### WRITTEN INSTRUCTION
Without the pictures, output the records below word for word.

┌─ INPUT RECORDS

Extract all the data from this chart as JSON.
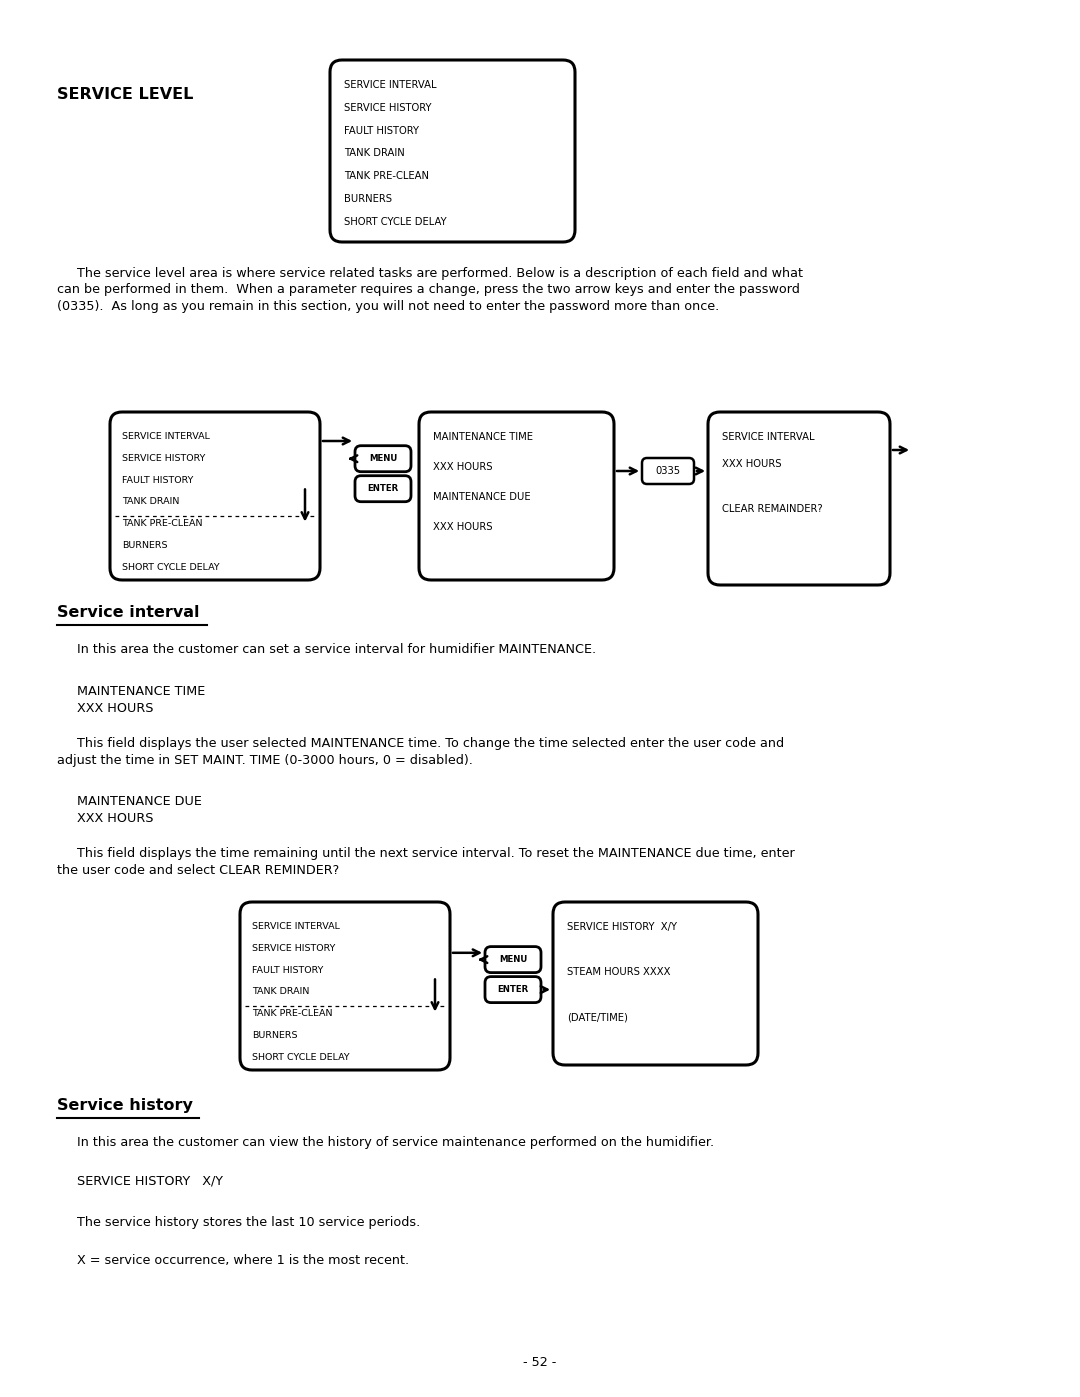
{
  "bg_color": "#ffffff",
  "page_width": 10.8,
  "page_height": 13.97,
  "section_title": "SERVICE LEVEL",
  "intro_para": "     The service level area is where service related tasks are performed. Below is a description of each field and what\ncan be performed in them.  When a parameter requires a change, press the two arrow keys and enter the password\n(0335).  As long as you remain in this section, you will not need to enter the password more than once.",
  "menu_items": [
    "SERVICE INTERVAL",
    "SERVICE HISTORY",
    "FAULT HISTORY",
    "TANK DRAIN",
    "TANK PRE-CLEAN",
    "BURNERS",
    "SHORT CYCLE DELAY"
  ],
  "sub1_title": "Service interval",
  "sub1_para1": "     In this area the customer can set a service interval for humidifier MAINTENANCE.",
  "sub1_block1_label": "     MAINTENANCE TIME\n     XXX HOURS",
  "sub1_field_desc1": "     This field displays the user selected MAINTENANCE time. To change the time selected enter the user code and\nadjust the time in SET MAINT. TIME (0-3000 hours, 0 = disabled).",
  "sub1_block2_label": "     MAINTENANCE DUE\n     XXX HOURS",
  "sub1_field_desc2": "     This field displays the time remaining until the next service interval. To reset the MAINTENANCE due time, enter\nthe user code and select CLEAR REMINDER?",
  "sub2_title": "Service history",
  "sub2_para1": "     In this area the customer can view the history of service maintenance performed on the humidifier.",
  "sub2_block1_label": "     SERVICE HISTORY   X/Y",
  "sub2_field_desc1": "     The service history stores the last 10 service periods.",
  "sub2_field_desc2": "     X = service occurrence, where 1 is the most recent.",
  "page_number": "- 52 -"
}
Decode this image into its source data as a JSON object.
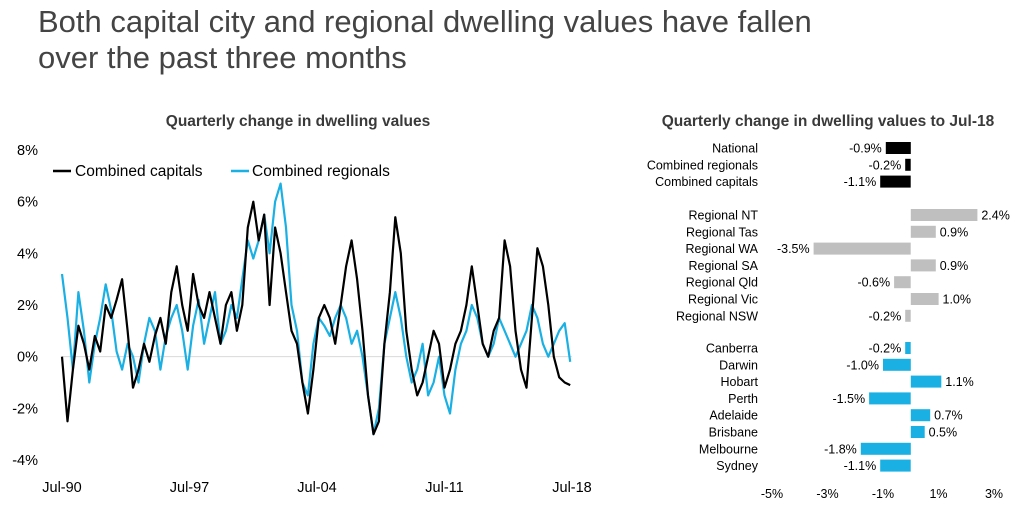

└─

### REPLY
Extract all the data from this chart as JSON.
{
  "bg_color": "#ffffff",
  "page_width": 10.8,
  "page_height": 13.97,
  "section_title": "SERVICE LEVEL",
  "intro_para": "     The service level area is where service related tasks are performed. Below is a description of each field and what\ncan be performed in them.  When a parameter requires a change, press the two arrow keys and enter the password\n(0335).  As long as you remain in this section, you will not need to enter the password more than once.",
  "menu_items": [
    "SERVICE INTERVAL",
    "SERVICE HISTORY",
    "FAULT HISTORY",
    "TANK DRAIN",
    "TANK PRE-CLEAN",
    "BURNERS",
    "SHORT CYCLE DELAY"
  ],
  "sub1_title": "Service interval",
  "sub1_para1": "     In this area the customer can set a service interval for humidifier MAINTENANCE.",
  "sub1_block1_label": "     MAINTENANCE TIME\n     XXX HOURS",
  "sub1_field_desc1": "     This field displays the user selected MAINTENANCE time. To change the time selected enter the user code and\nadjust the time in SET MAINT. TIME (0-3000 hours, 0 = disabled).",
  "sub1_block2_label": "     MAINTENANCE DUE\n     XXX HOURS",
  "sub1_field_desc2": "     This field displays the time remaining until the next service interval. To reset the MAINTENANCE due time, enter\nthe user code and select CLEAR REMINDER?",
  "sub2_title": "Service history",
  "sub2_para1": "     In this area the customer can view the history of service maintenance performed on the humidifier.",
  "sub2_block1_label": "     SERVICE HISTORY   X/Y",
  "sub2_field_desc1": "     The service history stores the last 10 service periods.",
  "sub2_field_desc2": "     X = service occurrence, where 1 is the most recent.",
  "page_number": "- 52 -"
}
Decode this image into its source data as a JSON object.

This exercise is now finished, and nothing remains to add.